━━ Supplied records ━━

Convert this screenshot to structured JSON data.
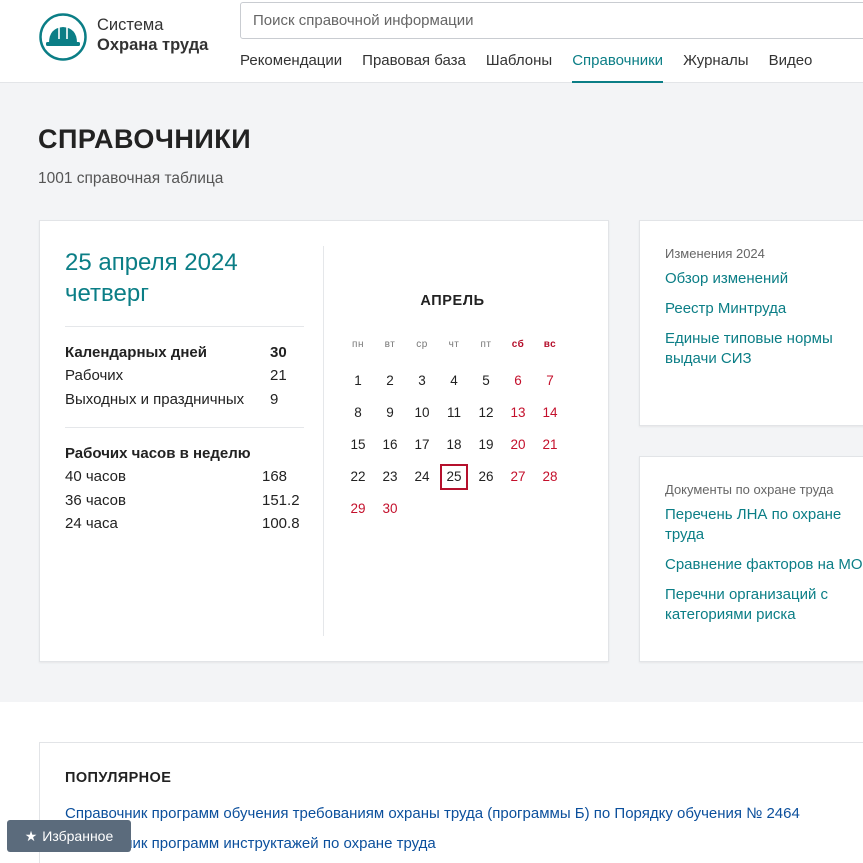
{
  "brand": {
    "line1": "Система",
    "line2": "Охрана труда"
  },
  "search": {
    "placeholder": "Поиск справочной информации"
  },
  "nav": {
    "items": [
      "Рекомендации",
      "Правовая база",
      "Шаблоны",
      "Справочники",
      "Журналы",
      "Видео"
    ],
    "active": "Справочники"
  },
  "page": {
    "title": "СПРАВОЧНИКИ",
    "subtitle": "1001 справочная таблица"
  },
  "today": {
    "date": "25 апреля 2024",
    "weekday": "четверг"
  },
  "stats": {
    "calendar_days_label": "Календарных дней",
    "calendar_days": "30",
    "working_label": "Рабочих",
    "working": "21",
    "weekend_label": "Выходных и праздничных",
    "weekend": "9"
  },
  "hours": {
    "title": "Рабочих часов в неделю",
    "rows": [
      {
        "label": "40 часов",
        "value": "168"
      },
      {
        "label": "36 часов",
        "value": "151.2"
      },
      {
        "label": "24 часа",
        "value": "100.8"
      }
    ]
  },
  "calendar": {
    "month": "АПРЕЛЬ",
    "weekdays": [
      "пн",
      "вт",
      "ср",
      "чт",
      "пт",
      "сб",
      "вс"
    ],
    "weeks": [
      [
        "1",
        "2",
        "3",
        "4",
        "5",
        "6",
        "7"
      ],
      [
        "8",
        "9",
        "10",
        "11",
        "12",
        "13",
        "14"
      ],
      [
        "15",
        "16",
        "17",
        "18",
        "19",
        "20",
        "21"
      ],
      [
        "22",
        "23",
        "24",
        "25",
        "26",
        "27",
        "28"
      ],
      [
        "29",
        "30",
        "",
        "",
        "",
        "",
        ""
      ]
    ],
    "today": "25"
  },
  "changes": {
    "heading": "Изменения 2024",
    "links": [
      "Обзор изменений",
      "Реестр Минтруда",
      "Единые типовые нормы выдачи СИЗ"
    ]
  },
  "docs": {
    "heading": "Документы по охране труда",
    "links": [
      "Перечень ЛНА по охране труда",
      "Сравнение факторов на МО",
      "Перечни организаций с категориями риска"
    ]
  },
  "popular": {
    "title": "ПОПУЛЯРНОЕ",
    "links": [
      "Справочник программ обучения требованиям охраны труда (программы Б) по Порядку обучения № 2464",
      "Справочник программ инструктажей по охране труда"
    ]
  },
  "favorites": {
    "label": "Избранное"
  },
  "colors": {
    "accent": "#0b7e86",
    "weekend": "#c4102c",
    "link": "#0b4f9c"
  }
}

━━━

Direction:
Write the listing out a second time exactly, dropping all images.

Solved exercise:
Convert this screenshot to structured JSON data.
{
  "brand": {
    "line1": "Система",
    "line2": "Охрана труда"
  },
  "search": {
    "placeholder": "Поиск справочной информации"
  },
  "nav": {
    "items": [
      "Рекомендации",
      "Правовая база",
      "Шаблоны",
      "Справочники",
      "Журналы",
      "Видео"
    ],
    "active": "Справочники"
  },
  "page": {
    "title": "СПРАВОЧНИКИ",
    "subtitle": "1001 справочная таблица"
  },
  "today": {
    "date": "25 апреля 2024",
    "weekday": "четверг"
  },
  "stats": {
    "calendar_days_label": "Календарных дней",
    "calendar_days": "30",
    "working_label": "Рабочих",
    "working": "21",
    "weekend_label": "Выходных и праздничных",
    "weekend": "9"
  },
  "hours": {
    "title": "Рабочих часов в неделю",
    "rows": [
      {
        "label": "40 часов",
        "value": "168"
      },
      {
        "label": "36 часов",
        "value": "151.2"
      },
      {
        "label": "24 часа",
        "value": "100.8"
      }
    ]
  },
  "calendar": {
    "month": "АПРЕЛЬ",
    "weekdays": [
      "пн",
      "вт",
      "ср",
      "чт",
      "пт",
      "сб",
      "вс"
    ],
    "weeks": [
      [
        "1",
        "2",
        "3",
        "4",
        "5",
        "6",
        "7"
      ],
      [
        "8",
        "9",
        "10",
        "11",
        "12",
        "13",
        "14"
      ],
      [
        "15",
        "16",
        "17",
        "18",
        "19",
        "20",
        "21"
      ],
      [
        "22",
        "23",
        "24",
        "25",
        "26",
        "27",
        "28"
      ],
      [
        "29",
        "30",
        "",
        "",
        "",
        "",
        ""
      ]
    ],
    "today": "25"
  },
  "changes": {
    "heading": "Изменения 2024",
    "links": [
      "Обзор изменений",
      "Реестр Минтруда",
      "Единые типовые нормы выдачи СИЗ"
    ]
  },
  "docs": {
    "heading": "Документы по охране труда",
    "links": [
      "Перечень ЛНА по охране труда",
      "Сравнение факторов на МО",
      "Перечни организаций с категориями риска"
    ]
  },
  "popular": {
    "title": "ПОПУЛЯРНОЕ",
    "links": [
      "Справочник программ обучения требованиям охраны труда (программы Б) по Порядку обучения № 2464",
      "Справочник программ инструктажей по охране труда"
    ]
  },
  "favorites": {
    "label": "Избранное"
  },
  "colors": {
    "accent": "#0b7e86",
    "weekend": "#c4102c",
    "link": "#0b4f9c"
  }
}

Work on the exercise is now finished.